Extracted records:
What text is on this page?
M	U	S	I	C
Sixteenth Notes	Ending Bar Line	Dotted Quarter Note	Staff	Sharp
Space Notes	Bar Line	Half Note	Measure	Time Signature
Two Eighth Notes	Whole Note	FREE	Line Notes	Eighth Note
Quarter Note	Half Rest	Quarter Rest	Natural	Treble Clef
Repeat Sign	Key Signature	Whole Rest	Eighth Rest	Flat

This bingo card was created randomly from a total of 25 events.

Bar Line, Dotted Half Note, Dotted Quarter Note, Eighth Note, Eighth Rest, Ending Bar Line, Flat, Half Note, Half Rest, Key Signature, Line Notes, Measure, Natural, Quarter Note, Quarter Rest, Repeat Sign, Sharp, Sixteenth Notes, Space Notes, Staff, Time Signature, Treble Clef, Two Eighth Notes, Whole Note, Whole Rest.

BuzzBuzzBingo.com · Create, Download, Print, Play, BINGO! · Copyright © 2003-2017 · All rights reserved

Exercise brief:
Copy all lines from the material that contain "Flat".

Full solution:
Repeat Sign	Key Signature	Whole Rest	Eighth Rest	Flat
Bar Line, Dotted Half Note, Dotted Quarter Note, Eighth Note, Eighth Rest, Ending Bar Line, Flat, Half Note, Half Rest, Key Signature, Line Notes, Measure, Natural, Quarter Note, Quarter Rest, Repeat Sign, Sharp, Sixteenth Notes, Space Notes, Staff, Time Signature, Treble Clef, Two Eighth Notes, Whole Note, Whole Rest.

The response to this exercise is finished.